Given data:
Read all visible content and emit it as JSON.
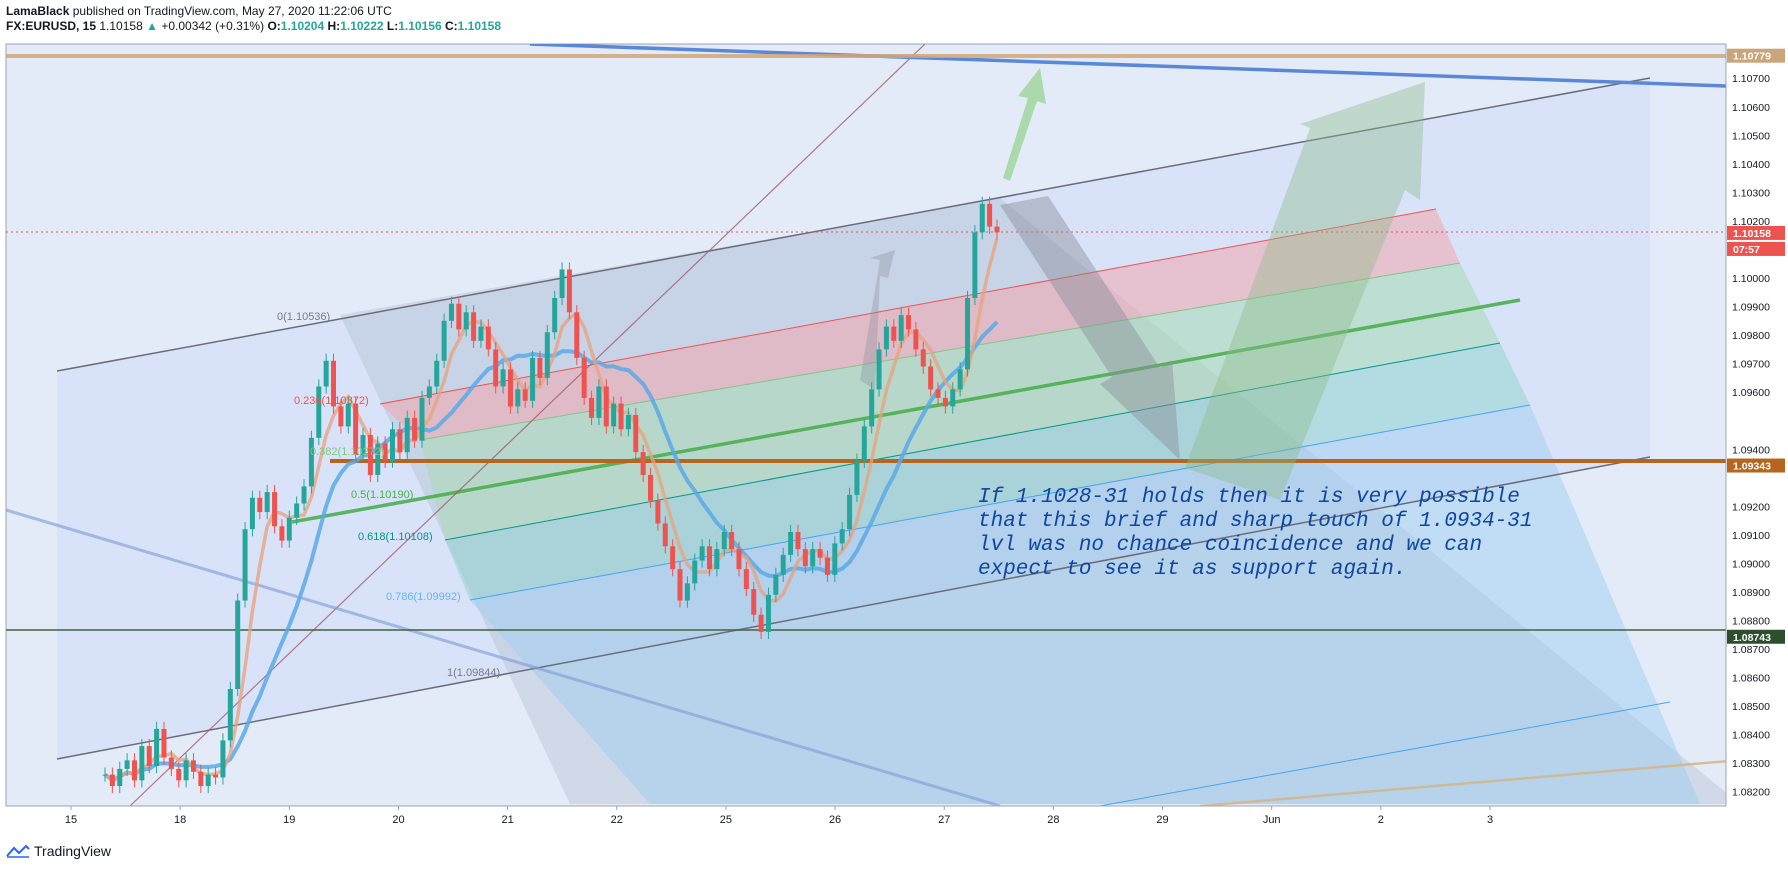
{
  "header": {
    "publisher": "LamaBlack",
    "published_text": "published on TradingView.com, May 27, 2020 11:22:06 UTC",
    "symbol": "FX:EURUSD, 15",
    "last": "1.10158",
    "arrow": "▲",
    "change": "+0.00342 (+0.31%)",
    "o_label": "O:",
    "o_value": "1.10204",
    "h_label": "H:",
    "h_value": "1.10222",
    "l_label": "L:",
    "l_value": "1.10156",
    "c_label": "C:",
    "c_value": "1.10158"
  },
  "footer": {
    "brand": "TradingView"
  },
  "annotation": {
    "lines": [
      "If 1.1028-31 holds then it is very possible",
      "that this brief and sharp touch of 1.0934-31",
      "lvl was no chance coincidence  and we can",
      "expect to see it as support again."
    ]
  },
  "colors": {
    "background": "#e3ebf8",
    "up_candle": "#26a69a",
    "down_candle": "#ef5350",
    "support_line": "#b5651d",
    "lower_line": "#4a6b4a",
    "top_line": "#d2a679",
    "price_label": "#ef5350",
    "annotation_text": "#0d47a1"
  },
  "chart_data": {
    "type": "candlestick",
    "symbol": "EURUSD",
    "timeframe": "15",
    "x_ticks": [
      "15",
      "18",
      "19",
      "20",
      "21",
      "22",
      "25",
      "26",
      "27",
      "28",
      "29",
      "Jun",
      "2",
      "3"
    ],
    "y_ticks": [
      "1.10700",
      "1.10600",
      "1.10500",
      "1.10400",
      "1.10300",
      "1.10200",
      "1.10000",
      "1.09900",
      "1.09800",
      "1.09700",
      "1.09600",
      "1.09400",
      "1.09200",
      "1.09100",
      "1.09000",
      "1.08900",
      "1.08800",
      "1.08700",
      "1.08600",
      "1.08500",
      "1.08400",
      "1.08300",
      "1.08200"
    ],
    "ylim": [
      1.0815,
      1.1082
    ],
    "price_labels": [
      {
        "value": "1.10779",
        "color": "#c9a57a"
      },
      {
        "value": "1.10158",
        "color": "#ef5350"
      },
      {
        "value": "07:57",
        "color": "#ef5350"
      },
      {
        "value": "1.09343",
        "color": "#b5651d"
      },
      {
        "value": "1.08743",
        "color": "#2e4f2e"
      }
    ],
    "horizontal_lines": [
      {
        "price": 1.10779,
        "color": "#d2a679"
      },
      {
        "price": 1.10158,
        "color": "#ef5350",
        "style": "dotted"
      },
      {
        "price": 1.09343,
        "color": "#b5651d"
      },
      {
        "price": 1.08743,
        "color": "#4a6b4a"
      }
    ],
    "fib_levels": [
      {
        "label": "0(1.10536)",
        "color": "#787b86"
      },
      {
        "label": "0.236(1.10372)",
        "color": "#ef5350"
      },
      {
        "label": "0.382(1.10272)",
        "color": "#81c784"
      },
      {
        "label": "0.5(1.10190)",
        "color": "#4caf50"
      },
      {
        "label": "0.618(1.10108)",
        "color": "#009688"
      },
      {
        "label": "0.786(1.09992)",
        "color": "#64b5f6"
      },
      {
        "label": "1(1.09844)",
        "color": "#787b86"
      }
    ],
    "series": [
      {
        "closes": [
          1.0826,
          1.0822,
          1.0828,
          1.0831,
          1.0824,
          1.0836,
          1.0829,
          1.0842,
          1.0832,
          1.0828,
          1.0824,
          1.0831,
          1.0827,
          1.0822,
          1.0826,
          1.0825,
          1.0838,
          1.0856,
          1.0887,
          1.0912,
          1.0923,
          1.0918,
          1.0925,
          1.0913,
          1.0908,
          1.0916,
          1.0921,
          1.0927,
          1.0944,
          1.0962,
          1.0971,
          1.0955,
          1.0948,
          1.0956,
          1.0938,
          1.0945,
          1.0931,
          1.0942,
          1.0936,
          1.0947,
          1.0939,
          1.0951,
          1.0943,
          1.0958,
          1.0962,
          1.0971,
          1.0985,
          1.0991,
          1.0982,
          1.0988,
          1.0978,
          1.0983,
          1.0975,
          1.0962,
          1.0968,
          1.0955,
          1.0961,
          1.0957,
          1.0972,
          1.0965,
          1.0981,
          1.0993,
          1.1003,
          1.0988,
          1.0972,
          1.0958,
          1.0951,
          1.0962,
          1.0948,
          1.0956,
          1.0947,
          1.0952,
          1.0939,
          1.0931,
          1.0922,
          1.0914,
          1.0906,
          1.0898,
          1.0887,
          1.0893,
          1.0901,
          1.0906,
          1.0898,
          1.0905,
          1.0911,
          1.0905,
          1.0898,
          1.0891,
          1.0882,
          1.0876,
          1.0889,
          1.0896,
          1.0903,
          1.0911,
          1.0905,
          1.0899,
          1.0905,
          1.0902,
          1.0896,
          1.0907,
          1.0912,
          1.0924,
          1.0936,
          1.0948,
          1.0961,
          1.0975,
          1.0983,
          1.0978,
          1.0987,
          1.0982,
          1.0975,
          1.0969,
          1.0961,
          1.0958,
          1.0955,
          1.0961,
          1.0968,
          1.0993,
          1.1016,
          1.1026,
          1.1018,
          1.1016
        ]
      }
    ],
    "moving_averages": [
      {
        "name": "",
        "color": "#5aa9e6"
      },
      {
        "name": "",
        "color": "#e8a27c"
      }
    ]
  }
}
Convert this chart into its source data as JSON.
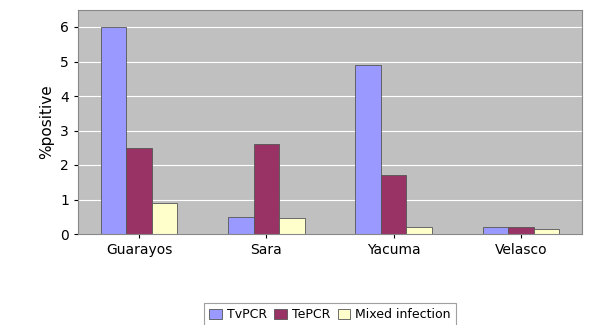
{
  "categories": [
    "Guarayos",
    "Sara",
    "Yacuma",
    "Velasco"
  ],
  "series": {
    "TvPCR": [
      6.0,
      0.5,
      4.9,
      0.2
    ],
    "TePCR": [
      2.5,
      2.6,
      1.7,
      0.2
    ],
    "Mixed infection": [
      0.9,
      0.45,
      0.2,
      0.15
    ]
  },
  "colors": {
    "TvPCR": "#9999FF",
    "TePCR": "#993366",
    "Mixed infection": "#FFFFCC"
  },
  "ylabel": "%positive",
  "ylim": [
    0,
    6.5
  ],
  "yticks": [
    0,
    1,
    2,
    3,
    4,
    5,
    6
  ],
  "legend_labels": [
    "TvPCR",
    "TePCR",
    "Mixed infection"
  ],
  "bar_width": 0.2,
  "background_color": "#FFFFFF",
  "plot_bg_color": "#C0C0C0",
  "grid_color": "#FFFFFF"
}
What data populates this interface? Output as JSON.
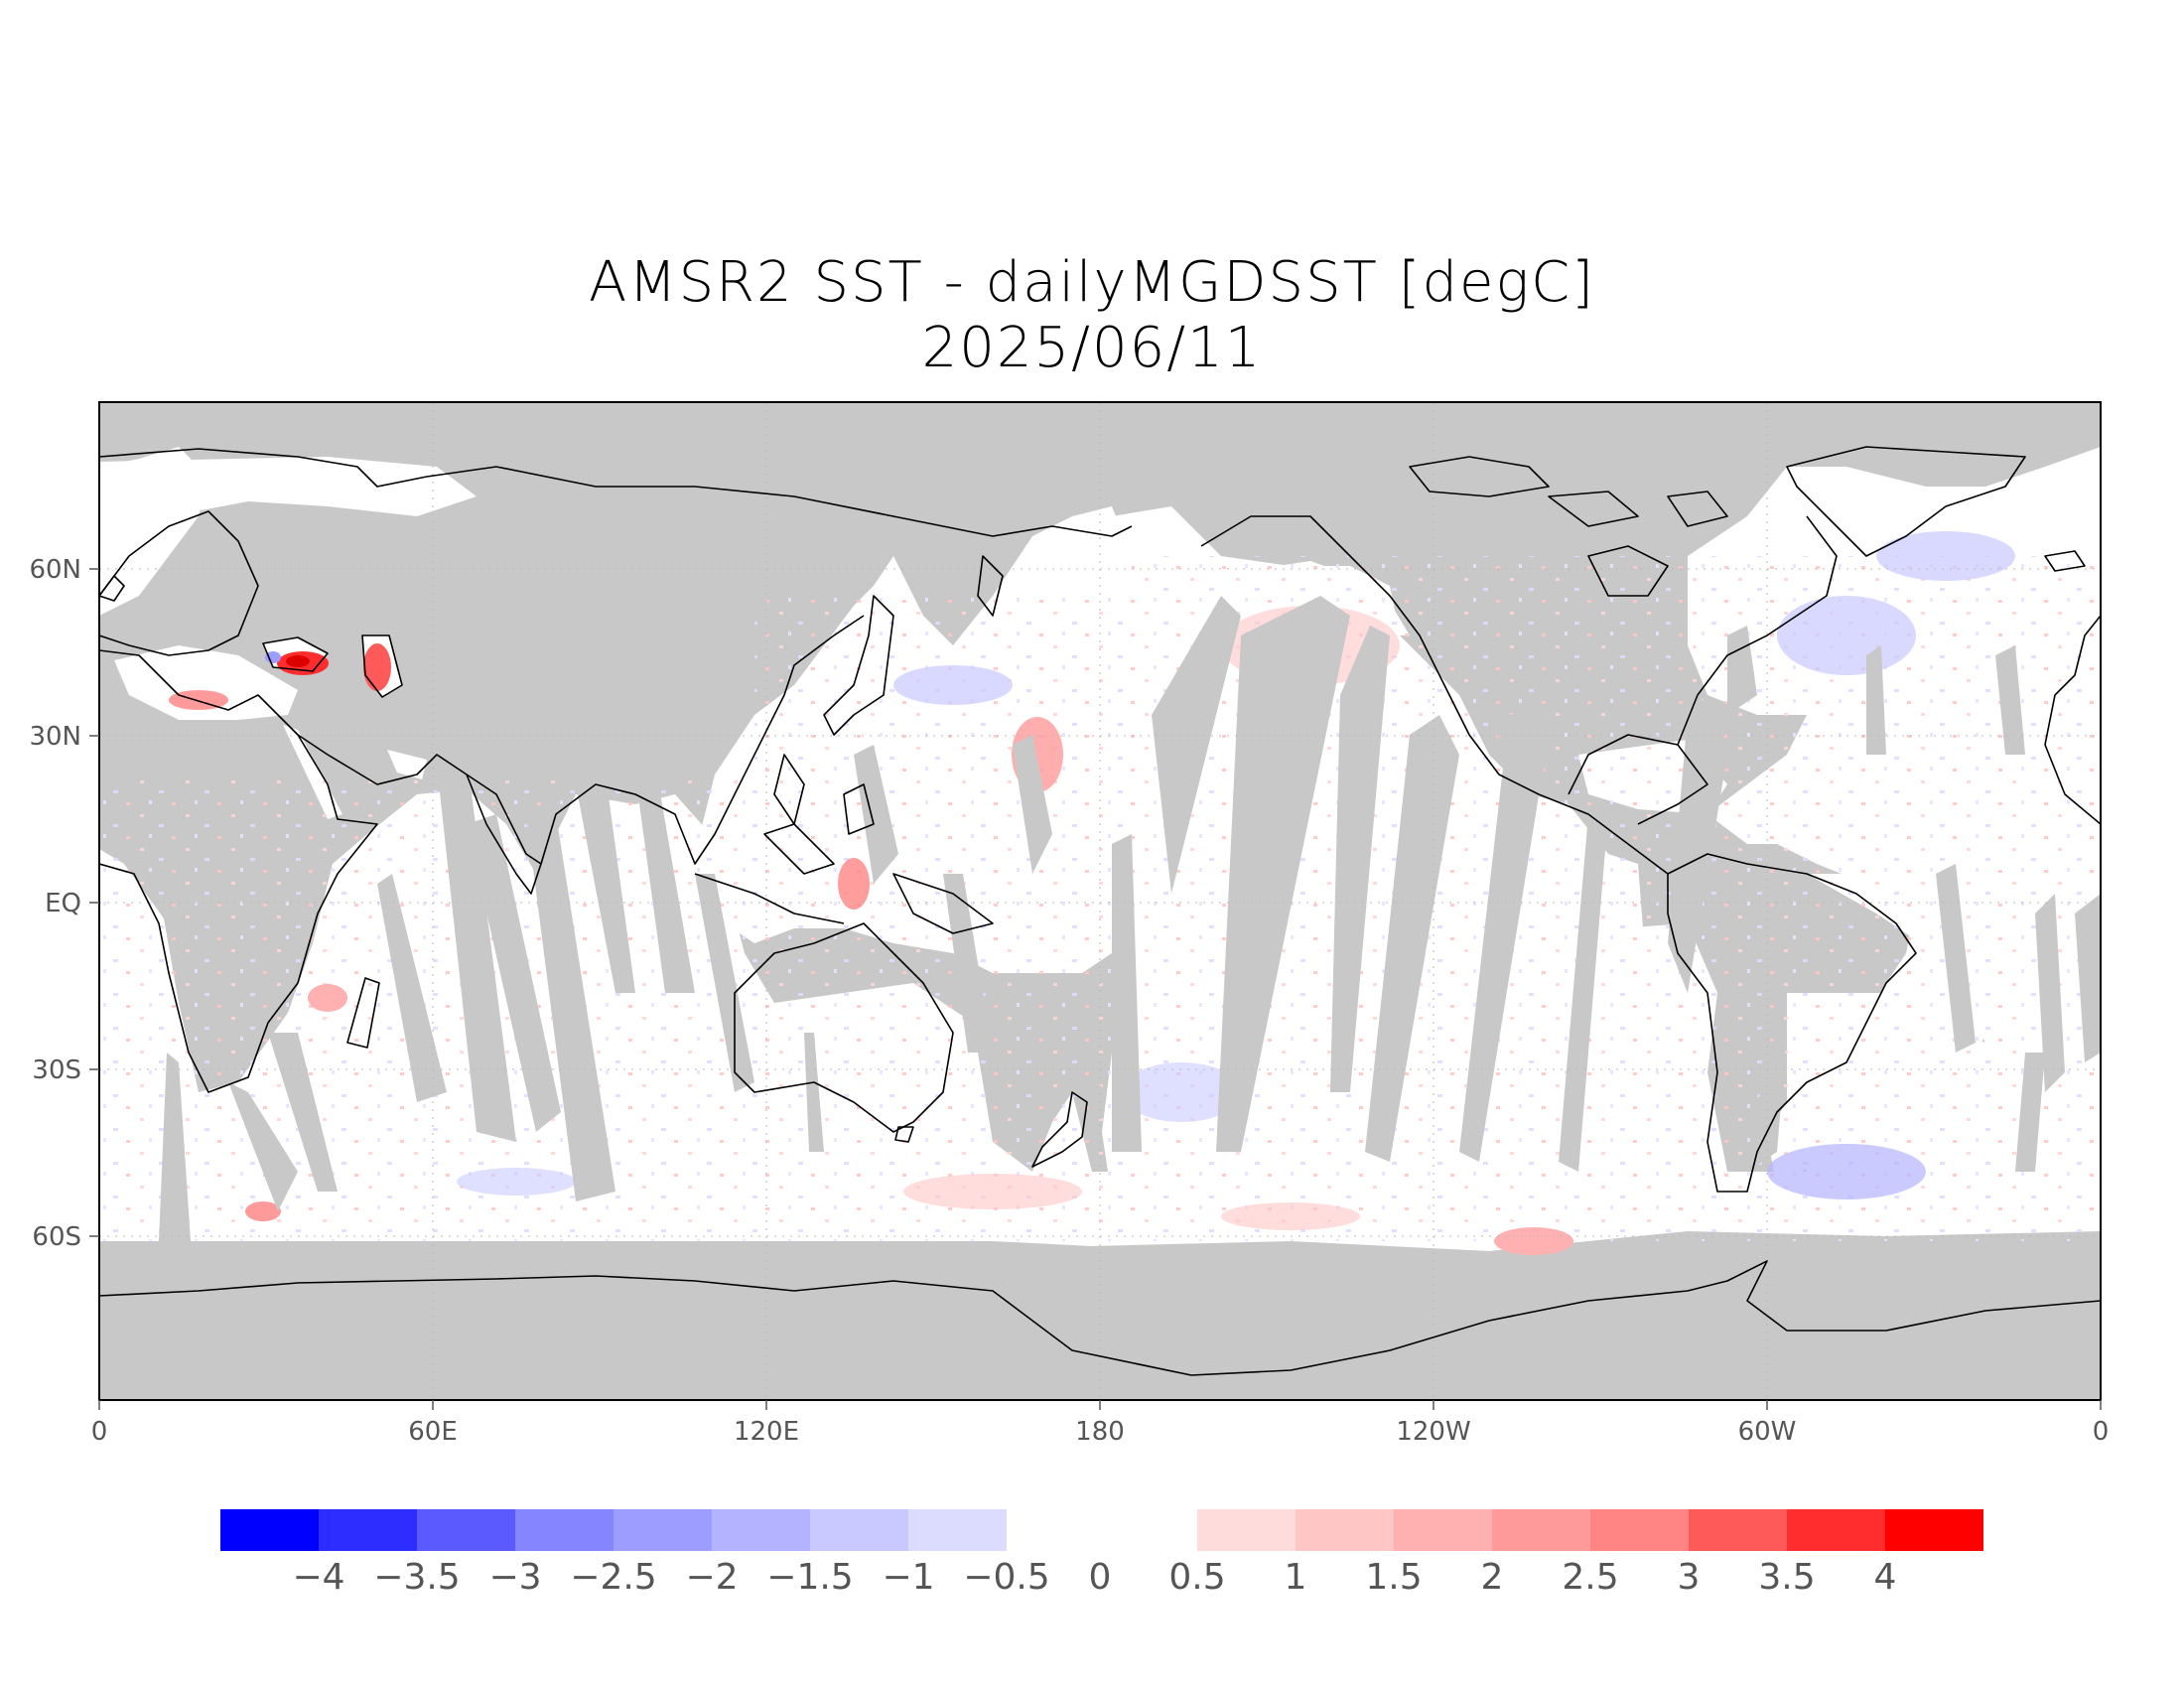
{
  "title": {
    "line1": "AMSR2 SST - dailyMGDSST [degC]",
    "line2": "2025/06/11"
  },
  "axes": {
    "x_ticks": [
      "0",
      "60E",
      "120E",
      "180",
      "120W",
      "60W",
      "0"
    ],
    "y_ticks": [
      "60N",
      "30N",
      "EQ",
      "30S",
      "60S"
    ]
  },
  "colorbar": {
    "negative": [
      {
        "label": "-4",
        "color": "#0000ff"
      },
      {
        "label": "-3.5",
        "color": "#2d2dff"
      },
      {
        "label": "-3",
        "color": "#5a5aff"
      },
      {
        "label": "-2.5",
        "color": "#8585ff"
      },
      {
        "label": "-2",
        "color": "#9d9dff"
      },
      {
        "label": "-1.5",
        "color": "#b3b3ff"
      },
      {
        "label": "-1",
        "color": "#c9c9ff"
      },
      {
        "label": "-0.5",
        "color": "#dcdcff"
      }
    ],
    "zero_label": "0",
    "positive": [
      {
        "label": "0.5",
        "color": "#ffdcdc"
      },
      {
        "label": "1",
        "color": "#ffc6c6"
      },
      {
        "label": "1.5",
        "color": "#ffb0b0"
      },
      {
        "label": "2",
        "color": "#ff9a9a"
      },
      {
        "label": "2.5",
        "color": "#ff8585"
      },
      {
        "label": "3",
        "color": "#ff5a5a"
      },
      {
        "label": "3.5",
        "color": "#ff2d2d"
      },
      {
        "label": "4",
        "color": "#ff0000"
      }
    ]
  },
  "colors": {
    "land": "#c8c8c8",
    "ocean_no_anomaly": "#ffffff",
    "coastline": "#000000"
  }
}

The problem:
Identify the lines above with the word "this". Copy them.

Task response:
      "that this brief and sharp touch of 1.0934-31",
Convert this chart into its source data as JSON.
What data populates this interface? Output as JSON.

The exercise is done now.